━━━━━ SOURCE DATA

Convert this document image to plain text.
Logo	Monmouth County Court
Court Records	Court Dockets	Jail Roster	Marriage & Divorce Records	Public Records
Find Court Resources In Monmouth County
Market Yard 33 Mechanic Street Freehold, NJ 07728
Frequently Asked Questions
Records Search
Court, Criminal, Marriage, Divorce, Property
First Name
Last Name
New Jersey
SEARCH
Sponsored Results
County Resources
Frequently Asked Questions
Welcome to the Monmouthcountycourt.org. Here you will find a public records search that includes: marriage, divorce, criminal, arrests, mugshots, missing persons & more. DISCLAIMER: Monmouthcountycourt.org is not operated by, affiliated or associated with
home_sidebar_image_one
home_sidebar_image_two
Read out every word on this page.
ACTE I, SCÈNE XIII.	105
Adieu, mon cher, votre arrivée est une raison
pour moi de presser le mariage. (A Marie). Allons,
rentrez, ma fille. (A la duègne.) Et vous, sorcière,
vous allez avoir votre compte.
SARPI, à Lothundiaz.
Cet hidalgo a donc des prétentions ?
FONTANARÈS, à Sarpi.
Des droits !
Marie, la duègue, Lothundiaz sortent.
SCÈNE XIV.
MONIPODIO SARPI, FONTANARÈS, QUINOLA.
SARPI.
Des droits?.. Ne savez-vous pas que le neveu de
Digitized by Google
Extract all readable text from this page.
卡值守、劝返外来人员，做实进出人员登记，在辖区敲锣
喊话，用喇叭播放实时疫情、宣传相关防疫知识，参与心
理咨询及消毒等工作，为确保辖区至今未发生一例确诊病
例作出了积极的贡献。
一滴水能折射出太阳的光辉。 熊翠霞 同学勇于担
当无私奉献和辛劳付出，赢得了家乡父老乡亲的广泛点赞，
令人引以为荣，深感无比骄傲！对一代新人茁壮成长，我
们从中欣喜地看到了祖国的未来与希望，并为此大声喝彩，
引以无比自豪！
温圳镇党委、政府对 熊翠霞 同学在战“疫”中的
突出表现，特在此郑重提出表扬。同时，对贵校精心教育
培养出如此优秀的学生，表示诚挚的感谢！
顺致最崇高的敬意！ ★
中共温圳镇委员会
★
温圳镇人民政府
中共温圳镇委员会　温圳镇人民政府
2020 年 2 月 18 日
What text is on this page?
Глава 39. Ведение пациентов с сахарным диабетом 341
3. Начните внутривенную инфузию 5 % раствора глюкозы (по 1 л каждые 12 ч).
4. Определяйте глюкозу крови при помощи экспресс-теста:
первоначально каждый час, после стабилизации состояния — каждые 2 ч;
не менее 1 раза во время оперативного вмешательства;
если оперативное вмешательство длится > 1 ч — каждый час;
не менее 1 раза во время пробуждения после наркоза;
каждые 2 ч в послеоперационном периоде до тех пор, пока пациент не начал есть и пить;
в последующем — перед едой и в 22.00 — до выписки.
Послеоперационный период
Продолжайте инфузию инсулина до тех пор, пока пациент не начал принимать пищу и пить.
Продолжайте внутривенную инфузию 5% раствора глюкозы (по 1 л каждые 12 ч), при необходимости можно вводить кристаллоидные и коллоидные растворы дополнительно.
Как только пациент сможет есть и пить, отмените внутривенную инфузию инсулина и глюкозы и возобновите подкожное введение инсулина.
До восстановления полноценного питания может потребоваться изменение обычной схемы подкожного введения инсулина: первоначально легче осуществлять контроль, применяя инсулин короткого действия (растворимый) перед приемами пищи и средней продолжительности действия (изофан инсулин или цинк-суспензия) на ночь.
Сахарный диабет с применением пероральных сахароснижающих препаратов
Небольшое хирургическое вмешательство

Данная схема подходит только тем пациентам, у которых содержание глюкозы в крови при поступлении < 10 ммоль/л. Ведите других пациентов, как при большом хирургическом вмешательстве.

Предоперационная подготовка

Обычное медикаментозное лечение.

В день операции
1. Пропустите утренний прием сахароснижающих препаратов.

━━━━━━━━━━

## TASK DIRECTIONS
Give back the whole listing, word for word.

## EXERCISE ANSWER
Convert this document image to plain text.
Logo	Monmouth County Court
Court Records	Court Dockets	Jail Roster	Marriage & Divorce Records	Public Records
Find Court Resources In Monmouth County
Market Yard 33 Mechanic Street Freehold, NJ 07728
Frequently Asked Questions
Records Search
Court, Criminal, Marriage, Divorce, Property
First Name
Last Name
New Jersey
SEARCH
Sponsored Results
County Resources
Frequently Asked Questions
Welcome to the Monmouthcountycourt.org. Here you will find a public records search that includes: marriage, divorce, criminal, arrests, mugshots, missing persons & more. DISCLAIMER: Monmouthcountycourt.org is not operated by, affiliated or associated with
home_sidebar_image_one
home_sidebar_image_two
Read out every word on this page.
ACTE I, SCÈNE XIII.	105
Adieu, mon cher, votre arrivée est une raison
pour moi de presser le mariage. (A Marie). Allons,
rentrez, ma fille. (A la duègne.) Et vous, sorcière,
vous allez avoir votre compte.
SARPI, à Lothundiaz.
Cet hidalgo a donc des prétentions ?
FONTANARÈS, à Sarpi.
Des droits !
Marie, la duègue, Lothundiaz sortent.
SCÈNE XIV.
MONIPODIO SARPI, FONTANARÈS, QUINOLA.
SARPI.
Des droits?.. Ne savez-vous pas que le neveu de
Digitized by Google
Extract all readable text from this page.
卡值守、劝返外来人员，做实进出人员登记，在辖区敲锣
喊话，用喇叭播放实时疫情、宣传相关防疫知识，参与心
理咨询及消毒等工作，为确保辖区至今未发生一例确诊病
例作出了积极的贡献。
一滴水能折射出太阳的光辉。 熊翠霞 同学勇于担
当无私奉献和辛劳付出，赢得了家乡父老乡亲的广泛点赞，
令人引以为荣，深感无比骄傲！对一代新人茁壮成长，我
们从中欣喜地看到了祖国的未来与希望，并为此大声喝彩，
引以无比自豪！
温圳镇党委、政府对 熊翠霞 同学在战“疫”中的
突出表现，特在此郑重提出表扬。同时，对贵校精心教育
培养出如此优秀的学生，表示诚挚的感谢！
顺致最崇高的敬意！ ★
中共温圳镇委员会
★
温圳镇人民政府
中共温圳镇委员会　温圳镇人民政府
2020 年 2 月 18 日
What text is on this page?
Глава 39. Ведение пациентов с сахарным диабетом 341
3. Начните внутривенную инфузию 5 % раствора глюкозы (по 1 л каждые 12 ч).
4. Определяйте глюкозу крови при помощи экспресс-теста:
первоначально каждый час, после стабилизации состояния — каждые 2 ч;
не менее 1 раза во время оперативного вмешательства;
если оперативное вмешательство длится > 1 ч — каждый час;
не менее 1 раза во время пробуждения после наркоза;
каждые 2 ч в послеоперационном периоде до тех пор, пока пациент не начал есть и пить;
в последующем — перед едой и в 22.00 — до выписки.
Послеоперационный период
Продолжайте инфузию инсулина до тех пор, пока пациент не начал принимать пищу и пить.
Продолжайте внутривенную инфузию 5% раствора глюкозы (по 1 л каждые 12 ч), при необходимости можно вводить кристаллоидные и коллоидные растворы дополнительно.
Как только пациент сможет есть и пить, отмените внутривенную инфузию инсулина и глюкозы и возобновите подкожное введение инсулина.
До восстановления полноценного питания может потребоваться изменение обычной схемы подкожного введения инсулина: первоначально легче осуществлять контроль, применяя инсулин короткого действия (растворимый) перед приемами пищи и средней продолжительности действия (изофан инсулин или цинк-суспензия) на ночь.
Сахарный диабет с применением пероральных сахароснижающих препаратов
Небольшое хирургическое вмешательство

Данная схема подходит только тем пациентам, у которых содержание глюкозы в крови при поступлении < 10 ммоль/л. Ведите других пациентов, как при большом хирургическом вмешательстве.

Предоперационная подготовка

Обычное медикаментозное лечение.

В день операции
1. Пропустите утренний прием сахароснижающих препаратов.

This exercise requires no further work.